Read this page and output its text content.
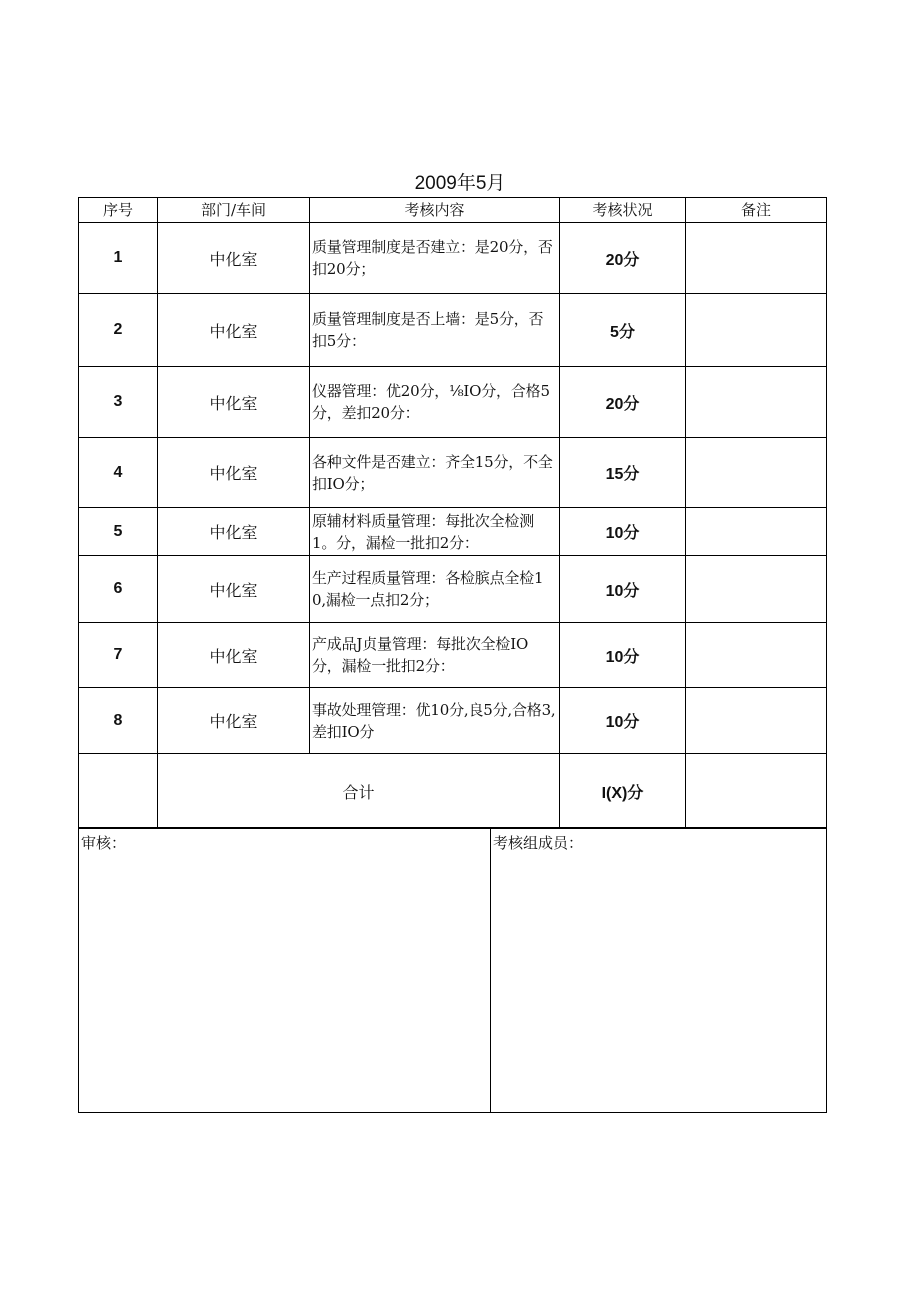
2009年5月
序号	部门/车间	考核内容	考核状况	备注
1	中化室	质量管理制度是否建立：是20分，否扣20分；	20分	
2	中化室	质量管理制度是否上墙：是5分，否扣5分：	5分	
3	中化室	仪器管理：优20分，⅛IO分，合格5分，差扣20分：	20分	
4	中化室	各种文件是否建立：齐全15分，不全扣IO分；	15分	
5	中化室	原辅材料质量管理：每批次全检测1。分，漏检一批扣2分：	10分	
6	中化室	生产过程质量管理：各检膑点全检10,漏检一点扣2分；	10分	
7	中化室	产成品J贞量管理：每批次全检IO分，漏检一批扣2分：	10分	
8	中化室	事故处理管理：优10分,良5分,合格3,差扣IO分	10分	
	合计		I(X)分	
审核：	考核组成员：
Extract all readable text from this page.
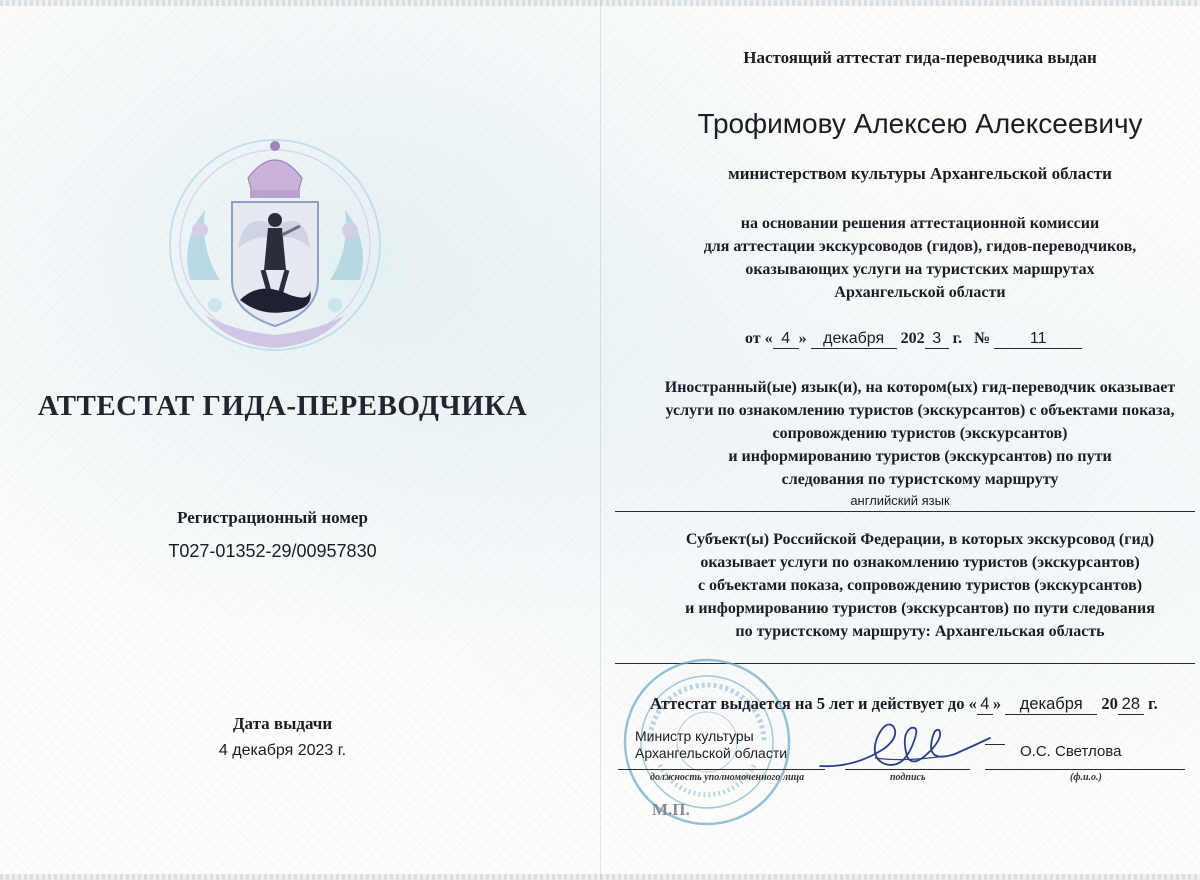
АТТЕСТАТ ГИДА-ПЕРЕВОДЧИКА
Регистрационный номер
Т027-01352-29/00957830
Дата выдачи
4 декабря 2023 г.
Настоящий аттестат гида-переводчика выдан
Трофимову Алексею Алексеевичу
министерством культуры Архангельской области
на основании решения аттестационной комиссии
для аттестации экскурсоводов (гидов), гидов-переводчиков,
оказывающих услуги на туристских маршрутах
Архангельской области
от « 4 » декабря 202 3 г. № 11
Иностранный(ые) язык(и), на котором(ых) гид-переводчик оказывает
услуги по ознакомлению туристов (экскурсантов) с объектами показа,
сопровождению туристов (экскурсантов)
и информированию туристов (экскурсантов) по пути
следования по туристскому маршруту
английский язык
Субъект(ы) Российской Федерации, в которых экскурсовод (гид)
оказывает услуги по ознакомлению туристов (экскурсантов)
с объектами показа, сопровождению туристов (экскурсантов)
и информированию туристов (экскурсантов) по пути следования
по туристскому маршруту: Архангельская область
Аттестат выдается на 5 лет и действует до « 4 » декабря 20 28 г.
Министр культуры
Архангельской области	О.С. Светлова
должность уполномоченного лица	подпись	(ф.и.о.)
М.П.
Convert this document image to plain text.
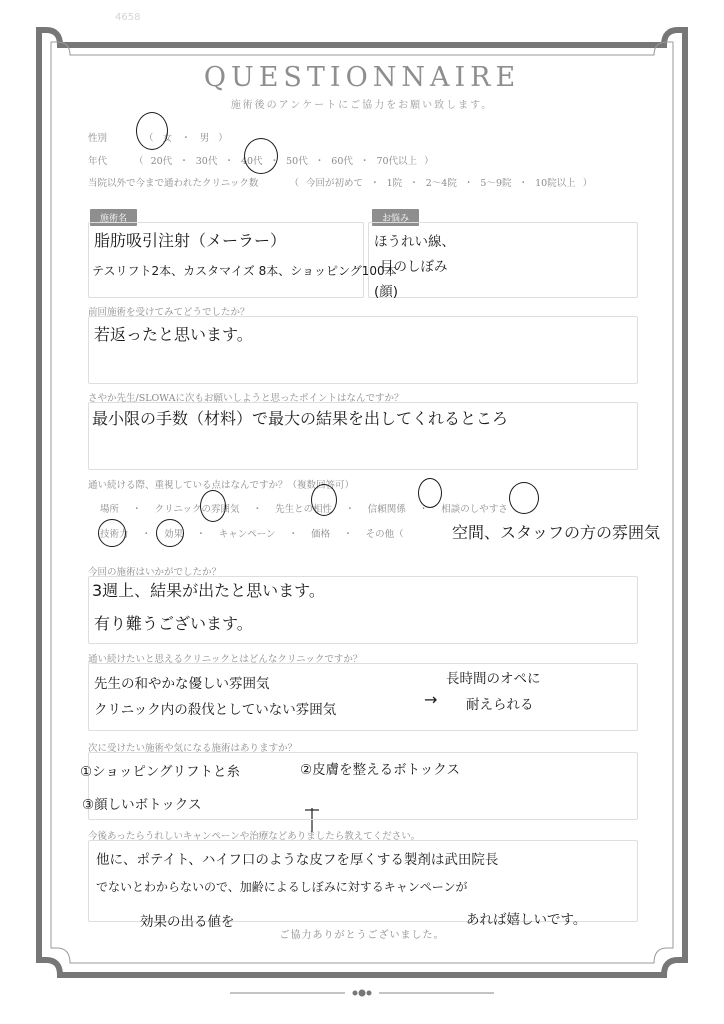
4658
QUESTIONNAIRE
施術後のアンケートにご協力をお願い致します。
性別	（ 女 ・ 男 ）
年代	（ 20代 ・ 30代 ・ 40代 ・ 50代 ・ 60代 ・ 70代以上 ）
当院以外で今まで通われたクリニック数	（ 今回が初めて ・ 1院 ・ 2～4院 ・ 5～9院 ・ 10院以上 ）
施術名
脂肪吸引注射（メーラー）
テスリフト2本、カスタマイズ 8本、ショッピング100本
お悩み
ほうれい線、
目のしぼみ
(顔)
前回施術を受けてみてどうでしたか？
若返ったと思います。
さやか先生/SLOWAに次もお願いしようと思ったポイントはなんですか？
最小限の手数（材料）で最大の結果を出してくれるところ
通い続ける際、重視している点はなんですか？（複数回答可）
場所 ・ クリニックの雰囲気 ・ 先生との相性 ・ 信頼関係 ・ 相談のしやすさ
技術力 ・ 効果 ・ キャンペーン ・ 価格 ・ その他（	空間、スタッフの方の雰囲気
今回の施術はいかがでしたか？
3週上、結果が出たと思います。
有り難うございます。
通い続けたいと思えるクリニックとはどんなクリニックですか？
先生の和やかな優しい雰囲気
クリニック内の殺伐としていない雰囲気
→
長時間のオペに
耐えられる
次に受けたい施術や気になる施術はありますか？
①ショッピングリフトと糸	②皮膚を整えるボトックス
③顔しいボトックス
今後あったらうれしいキャンペーンや治療などありましたら教えてください。
他に、ポテイト、ハイフ口のような皮フを厚くする製剤は武田院長
でないとわからないので、加齢によるしぼみに対するキャンペーンが
効果の出る値を	あれば嬉しいです。
ご協力ありがとうございました。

» **GOAL**: Tally how many lines of the records hold the word "объектами". Answer with the number only.

» **COMPLETE RESPONSE**: 2